* **PROBLEM TO SOLVE**
Below are the records. List every line holding the word "Time".

* **DATASET ROWS**
--------------------------------------------------

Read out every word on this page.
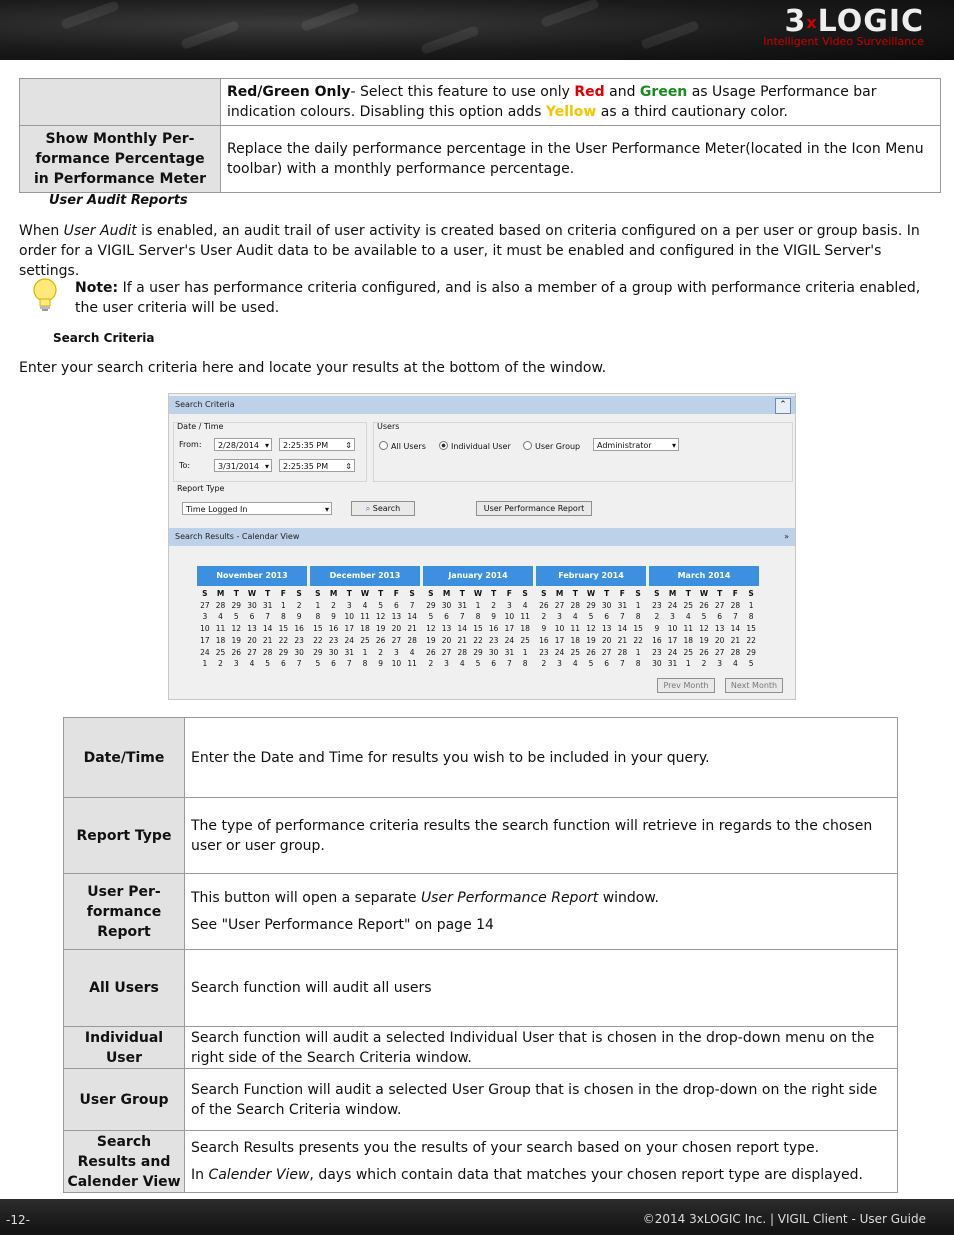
3xLOGIC
Intelligent Video Surveillance
	Red/Green Only- Select this feature to use only Red and Green as Usage Performance bar indication colours. Disabling this option adds Yellow as a third cautionary color.
Show Monthly Per-formance Percentage in Performance Meter	Replace the daily performance percentage in the User Performance Meter(located in the Icon Menu toolbar) with a monthly performance percentage.
User Audit Reports
When User Audit is enabled, an audit trail of user activity is created based on criteria configured on a per user or group basis. In order for a VIGIL Server's User Audit data to be available to a user, it must be enabled and configured in the VIGIL Server's settings.
Note: If a user has performance criteria configured, and is also a member of a group with performance criteria enabled, the user criteria will be used.
Search Criteria
Enter your search criteria here and locate your results at the bottom of the window.
Search Criteria	⌃
Date / Time
From:	2/28/2014 ▾	2:25:35 PM ⇕
To:	3/31/2014 ▾	2:25:35 PM ⇕
Users
All Users	Individual User	User Group	Administrator	▾
Report Type
Time Logged In	▾	⌕ Search	User Performance Report
Search Results - Calendar View	»
November 2013
S	M	T	W	T	F	S
27	28	29	30	31	1	2
3	4	5	6	7	8	9
10	11	12	13	14	15	16
17	18	19	20	21	22	23
24	25	26	27	28	29	30
1	2	3	4	5	6	7
December 2013
S	M	T	W	T	F	S
1	2	3	4	5	6	7
8	9	10	11	12	13	14
15	16	17	18	19	20	21
22	23	24	25	26	27	28
29	30	31	1	2	3	4
5	6	7	8	9	10	11
January 2014
S	M	T	W	T	F	S
29	30	31	1	2	3	4
5	6	7	8	9	10	11
12	13	14	15	16	17	18
19	20	21	22	23	24	25
26	27	28	29	30	31	1
2	3	4	5	6	7	8
February 2014
S	M	T	W	T	F	S
26	27	28	29	30	31	1
2	3	4	5	6	7	8
9	10	11	12	13	14	15
16	17	18	19	20	21	22
23	24	25	26	27	28	1
2	3	4	5	6	7	8
March 2014
S	M	T	W	T	F	S
23	24	25	26	27	28	1
2	3	4	5	6	7	8
9	10	11	12	13	14	15
16	17	18	19	20	21	22
23	24	25	26	27	28	29
30	31	1	2	3	4	5
Prev Month	Next Month
Date/Time	Enter the Date and Time for results you wish to be included in your query.
Report Type	The type of performance criteria results the search function will retrieve in regards to the chosen user or user group.
User Per-formance Report	This button will open a separate User Performance Report window.

See "User Performance Report" on page 14

All Users	Search function will audit all users
Individual User	Search function will audit a selected Individual User that is chosen in the drop-down menu on the right side of the Search Criteria window.
User Group	Search Function will audit a selected User Group that is chosen in the drop-down on the right side of the Search Criteria window.
Search Results and Calender View	Search Results presents you the results of your search based on your chosen report type.

In Calender View, days which contain data that matches your chosen report type are displayed.

-12-	©2014 3xLOGIC Inc. | VIGIL Client - User Guide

--------------------------------------------------

* **WRITTEN RESPONSE**
Date / Time
Time Logged In	▾	⌕ Search	User Performance Report
Date/Time	Enter the Date and Time for results you wish to be included in your query.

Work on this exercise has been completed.